**WORK REQUIRED:** Quote every line as given.

--- start of INPUT ---

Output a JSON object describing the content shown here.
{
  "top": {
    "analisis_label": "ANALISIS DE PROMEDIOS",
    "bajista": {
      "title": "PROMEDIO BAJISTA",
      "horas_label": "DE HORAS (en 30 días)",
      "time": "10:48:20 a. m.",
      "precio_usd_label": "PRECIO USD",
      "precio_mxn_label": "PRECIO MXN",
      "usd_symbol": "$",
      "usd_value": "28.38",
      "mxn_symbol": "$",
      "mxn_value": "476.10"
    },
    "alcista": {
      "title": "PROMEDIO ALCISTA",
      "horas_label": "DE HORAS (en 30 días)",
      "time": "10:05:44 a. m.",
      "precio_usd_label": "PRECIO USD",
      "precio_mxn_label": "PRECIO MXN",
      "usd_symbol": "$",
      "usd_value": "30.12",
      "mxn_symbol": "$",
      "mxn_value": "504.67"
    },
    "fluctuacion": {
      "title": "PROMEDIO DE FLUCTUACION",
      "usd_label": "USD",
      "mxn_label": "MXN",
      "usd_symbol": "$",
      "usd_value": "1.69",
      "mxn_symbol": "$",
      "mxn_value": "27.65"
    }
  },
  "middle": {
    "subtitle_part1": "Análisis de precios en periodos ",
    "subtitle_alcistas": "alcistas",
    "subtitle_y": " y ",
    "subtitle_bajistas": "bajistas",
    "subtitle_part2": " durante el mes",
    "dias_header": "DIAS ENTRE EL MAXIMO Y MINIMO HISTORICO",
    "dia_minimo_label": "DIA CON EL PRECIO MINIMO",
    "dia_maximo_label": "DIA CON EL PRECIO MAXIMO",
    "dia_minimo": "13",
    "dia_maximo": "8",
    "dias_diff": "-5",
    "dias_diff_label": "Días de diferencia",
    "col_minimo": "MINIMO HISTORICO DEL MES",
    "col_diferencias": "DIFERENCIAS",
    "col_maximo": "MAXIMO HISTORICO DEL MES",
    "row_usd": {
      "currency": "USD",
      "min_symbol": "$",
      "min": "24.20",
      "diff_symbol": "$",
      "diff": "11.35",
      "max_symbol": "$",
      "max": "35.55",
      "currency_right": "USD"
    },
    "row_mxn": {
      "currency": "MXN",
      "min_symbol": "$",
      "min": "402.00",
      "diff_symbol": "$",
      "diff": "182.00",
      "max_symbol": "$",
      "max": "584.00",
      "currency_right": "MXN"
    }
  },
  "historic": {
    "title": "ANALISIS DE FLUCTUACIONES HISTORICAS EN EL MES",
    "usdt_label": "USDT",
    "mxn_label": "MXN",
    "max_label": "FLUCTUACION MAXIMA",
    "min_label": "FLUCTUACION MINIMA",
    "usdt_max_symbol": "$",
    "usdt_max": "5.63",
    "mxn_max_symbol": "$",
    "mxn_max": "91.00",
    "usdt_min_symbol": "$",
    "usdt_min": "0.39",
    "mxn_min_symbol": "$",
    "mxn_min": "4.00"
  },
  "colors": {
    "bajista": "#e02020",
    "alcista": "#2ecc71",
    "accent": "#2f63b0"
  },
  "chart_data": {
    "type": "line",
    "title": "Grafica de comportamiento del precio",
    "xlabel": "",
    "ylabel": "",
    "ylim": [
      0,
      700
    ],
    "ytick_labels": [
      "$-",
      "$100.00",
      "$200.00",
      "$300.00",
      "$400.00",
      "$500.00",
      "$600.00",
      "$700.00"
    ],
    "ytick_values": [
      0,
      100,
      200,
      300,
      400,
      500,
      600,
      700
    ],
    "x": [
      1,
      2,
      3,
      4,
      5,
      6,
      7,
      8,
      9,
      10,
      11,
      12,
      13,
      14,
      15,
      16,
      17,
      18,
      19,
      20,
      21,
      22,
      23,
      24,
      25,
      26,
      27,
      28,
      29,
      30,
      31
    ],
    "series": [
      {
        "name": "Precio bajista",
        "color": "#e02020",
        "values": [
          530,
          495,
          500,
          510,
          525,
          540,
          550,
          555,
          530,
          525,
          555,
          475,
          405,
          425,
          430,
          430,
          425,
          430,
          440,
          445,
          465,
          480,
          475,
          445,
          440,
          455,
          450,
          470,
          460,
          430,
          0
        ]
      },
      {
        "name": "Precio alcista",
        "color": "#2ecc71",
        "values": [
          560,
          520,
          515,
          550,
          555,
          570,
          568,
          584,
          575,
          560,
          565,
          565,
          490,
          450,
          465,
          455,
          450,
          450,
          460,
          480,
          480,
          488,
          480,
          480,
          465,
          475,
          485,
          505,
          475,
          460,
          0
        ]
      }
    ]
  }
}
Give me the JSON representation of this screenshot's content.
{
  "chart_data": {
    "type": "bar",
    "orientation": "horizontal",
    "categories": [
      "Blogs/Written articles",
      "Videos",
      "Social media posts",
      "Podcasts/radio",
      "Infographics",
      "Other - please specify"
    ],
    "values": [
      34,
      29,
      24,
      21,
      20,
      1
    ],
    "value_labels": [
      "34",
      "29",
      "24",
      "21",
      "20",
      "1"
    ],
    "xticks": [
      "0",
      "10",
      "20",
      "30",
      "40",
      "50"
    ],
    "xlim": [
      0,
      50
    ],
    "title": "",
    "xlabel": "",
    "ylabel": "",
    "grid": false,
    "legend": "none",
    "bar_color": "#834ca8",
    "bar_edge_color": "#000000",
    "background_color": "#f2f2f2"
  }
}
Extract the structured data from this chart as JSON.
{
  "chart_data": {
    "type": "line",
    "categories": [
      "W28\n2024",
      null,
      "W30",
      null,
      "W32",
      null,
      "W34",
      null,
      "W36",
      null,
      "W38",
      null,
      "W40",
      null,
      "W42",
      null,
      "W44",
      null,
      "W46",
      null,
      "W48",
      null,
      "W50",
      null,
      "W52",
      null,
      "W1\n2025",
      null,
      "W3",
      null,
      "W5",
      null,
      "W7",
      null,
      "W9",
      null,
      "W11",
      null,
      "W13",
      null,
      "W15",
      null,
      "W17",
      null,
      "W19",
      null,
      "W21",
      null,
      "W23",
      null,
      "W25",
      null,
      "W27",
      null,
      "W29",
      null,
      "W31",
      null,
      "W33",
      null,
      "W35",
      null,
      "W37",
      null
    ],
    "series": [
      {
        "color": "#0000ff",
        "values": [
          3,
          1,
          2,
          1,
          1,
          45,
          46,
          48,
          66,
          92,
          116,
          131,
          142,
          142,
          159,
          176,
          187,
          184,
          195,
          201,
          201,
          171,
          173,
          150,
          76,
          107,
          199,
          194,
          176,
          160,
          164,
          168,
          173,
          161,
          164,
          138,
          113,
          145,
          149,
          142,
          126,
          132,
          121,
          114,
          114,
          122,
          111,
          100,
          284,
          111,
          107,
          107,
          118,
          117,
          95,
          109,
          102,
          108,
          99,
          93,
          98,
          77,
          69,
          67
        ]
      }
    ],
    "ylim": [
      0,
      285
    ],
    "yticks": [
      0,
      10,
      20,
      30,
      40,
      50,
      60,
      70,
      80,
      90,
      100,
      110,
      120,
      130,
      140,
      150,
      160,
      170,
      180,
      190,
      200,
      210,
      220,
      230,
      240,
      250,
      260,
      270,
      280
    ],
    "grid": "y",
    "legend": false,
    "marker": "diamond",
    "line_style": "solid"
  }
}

--- end of INPUT ---

**OUTPUT OF THE TASK:**
Output a JSON object describing the content shown here.
{
  "top": {
    "analisis_label": "ANALISIS DE PROMEDIOS",
    "bajista": {
      "title": "PROMEDIO BAJISTA",
      "horas_label": "DE HORAS (en 30 días)",
      "time": "10:48:20 a. m.",
      "precio_usd_label": "PRECIO USD",
      "precio_mxn_label": "PRECIO MXN",
      "usd_symbol": "$",
      "usd_value": "28.38",
      "mxn_symbol": "$",
      "mxn_value": "476.10"
    },
    "alcista": {
      "title": "PROMEDIO ALCISTA",
      "horas_label": "DE HORAS (en 30 días)",
      "time": "10:05:44 a. m.",
      "precio_usd_label": "PRECIO USD",
      "precio_mxn_label": "PRECIO MXN",
      "usd_symbol": "$",
      "usd_value": "30.12",
      "mxn_symbol": "$",
      "mxn_value": "504.67"
    },
    "fluctuacion": {
      "title": "PROMEDIO DE FLUCTUACION",
      "usd_label": "USD",
      "mxn_label": "MXN",
      "usd_symbol": "$",
      "usd_value": "1.69",
      "mxn_symbol": "$",
      "mxn_value": "27.65"
    }
  },
  "middle": {
    "subtitle_part1": "Análisis de precios en periodos ",
    "subtitle_alcistas": "alcistas",
    "subtitle_y": " y ",
    "subtitle_bajistas": "bajistas",
    "subtitle_part2": " durante el mes",
    "dias_header": "DIAS ENTRE EL MAXIMO Y MINIMO HISTORICO",
    "dia_minimo_label": "DIA CON EL PRECIO MINIMO",
    "dia_maximo_label": "DIA CON EL PRECIO MAXIMO",
    "dia_minimo": "13",
    "dia_maximo": "8",
    "dias_diff": "-5",
    "dias_diff_label": "Días de diferencia",
    "col_minimo": "MINIMO HISTORICO DEL MES",
    "col_diferencias": "DIFERENCIAS",
    "col_maximo": "MAXIMO HISTORICO DEL MES",
    "row_usd": {
      "currency": "USD",
      "min_symbol": "$",
      "min": "24.20",
      "diff_symbol": "$",
      "diff": "11.35",
      "max_symbol": "$",
      "max": "35.55",
      "currency_right": "USD"
    },
    "row_mxn": {
      "currency": "MXN",
      "min_symbol": "$",
      "min": "402.00",
      "diff_symbol": "$",
      "diff": "182.00",
      "max_symbol": "$",
      "max": "584.00",
      "currency_right": "MXN"
    }
  },
  "historic": {
    "title": "ANALISIS DE FLUCTUACIONES HISTORICAS EN EL MES",
    "usdt_label": "USDT",
    "mxn_label": "MXN",
    "max_label": "FLUCTUACION MAXIMA",
    "min_label": "FLUCTUACION MINIMA",
    "usdt_max_symbol": "$",
    "usdt_max": "5.63",
    "mxn_max_symbol": "$",
    "mxn_max": "91.00",
    "usdt_min_symbol": "$",
    "usdt_min": "0.39",
    "mxn_min_symbol": "$",
    "mxn_min": "4.00"
  },
  "colors": {
    "bajista": "#e02020",
    "alcista": "#2ecc71",
    "accent": "#2f63b0"
  },
  "chart_data": {
    "type": "line",
    "title": "Grafica de comportamiento del precio",
    "xlabel": "",
    "ylabel": "",
    "ylim": [
      0,
      700
    ],
    "ytick_labels": [
      "$-",
      "$100.00",
      "$200.00",
      "$300.00",
      "$400.00",
      "$500.00",
      "$600.00",
      "$700.00"
    ],
    "ytick_values": [
      0,
      100,
      200,
      300,
      400,
      500,
      600,
      700
    ],
    "x": [
      1,
      2,
      3,
      4,
      5,
      6,
      7,
      8,
      9,
      10,
      11,
      12,
      13,
      14,
      15,
      16,
      17,
      18,
      19,
      20,
      21,
      22,
      23,
      24,
      25,
      26,
      27,
      28,
      29,
      30,
      31
    ],
    "series": [
      {
        "name": "Precio bajista",
        "color": "#e02020",
        "values": [
          530,
          495,
          500,
          510,
          525,
          540,
          550,
          555,
          530,
          525,
          555,
          475,
          405,
          425,
          430,
          430,
          425,
          430,
          440,
          445,
          465,
          480,
          475,
          445,
          440,
          455,
          450,
          470,
          460,
          430,
          0
        ]
      },
      {
        "name": "Precio alcista",
        "color": "#2ecc71",
        "values": [
          560,
          520,
          515,
          550,
          555,
          570,
          568,
          584,
          575,
          560,
          565,
          565,
          490,
          450,
          465,
          455,
          450,
          450,
          460,
          480,
          480,
          488,
          480,
          480,
          465,
          475,
          485,
          505,
          475,
          460,
          0
        ]
      }
    ]
  }
}
Give me the JSON representation of this screenshot's content.
{
  "chart_data": {
    "type": "bar",
    "orientation": "horizontal",
    "categories": [
      "Blogs/Written articles",
      "Videos",
      "Social media posts",
      "Podcasts/radio",
      "Infographics",
      "Other - please specify"
    ],
    "values": [
      34,
      29,
      24,
      21,
      20,
      1
    ],
    "value_labels": [
      "34",
      "29",
      "24",
      "21",
      "20",
      "1"
    ],
    "xticks": [
      "0",
      "10",
      "20",
      "30",
      "40",
      "50"
    ],
    "xlim": [
      0,
      50
    ],
    "title": "",
    "xlabel": "",
    "ylabel": "",
    "grid": false,
    "legend": "none",
    "bar_color": "#834ca8",
    "bar_edge_color": "#000000",
    "background_color": "#f2f2f2"
  }
}
Extract the structured data from this chart as JSON.
{
  "chart_data": {
    "type": "line",
    "categories": [
      "W28\n2024",
      null,
      "W30",
      null,
      "W32",
      null,
      "W34",
      null,
      "W36",
      null,
      "W38",
      null,
      "W40",
      null,
      "W42",
      null,
      "W44",
      null,
      "W46",
      null,
      "W48",
      null,
      "W50",
      null,
      "W52",
      null,
      "W1\n2025",
      null,
      "W3",
      null,
      "W5",
      null,
      "W7",
      null,
      "W9",
      null,
      "W11",
      null,
      "W13",
      null,
      "W15",
      null,
      "W17",
      null,
      "W19",
      null,
      "W21",
      null,
      "W23",
      null,
      "W25",
      null,
      "W27",
      null,
      "W29",
      null,
      "W31",
      null,
      "W33",
      null,
      "W35",
      null,
      "W37",
      null
    ],
    "series": [
      {
        "color": "#0000ff",
        "values": [
          3,
          1,
          2,
          1,
          1,
          45,
          46,
          48,
          66,
          92,
          116,
          131,
          142,
          142,
          159,
          176,
          187,
          184,
          195,
          201,
          201,
          171,
          173,
          150,
          76,
          107,
          199,
          194,
          176,
          160,
          164,
          168,
          173,
          161,
          164,
          138,
          113,
          145,
          149,
          142,
          126,
          132,
          121,
          114,
          114,
          122,
          111,
          100,
          284,
          111,
          107,
          107,
          118,
          117,
          95,
          109,
          102,
          108,
          99,
          93,
          98,
          77,
          69,
          67
        ]
      }
    ],
    "ylim": [
      0,
      285
    ],
    "yticks": [
      0,
      10,
      20,
      30,
      40,
      50,
      60,
      70,
      80,
      90,
      100,
      110,
      120,
      130,
      140,
      150,
      160,
      170,
      180,
      190,
      200,
      210,
      220,
      230,
      240,
      250,
      260,
      270,
      280
    ],
    "grid": "y",
    "legend": false,
    "marker": "diamond",
    "line_style": "solid"
  }
}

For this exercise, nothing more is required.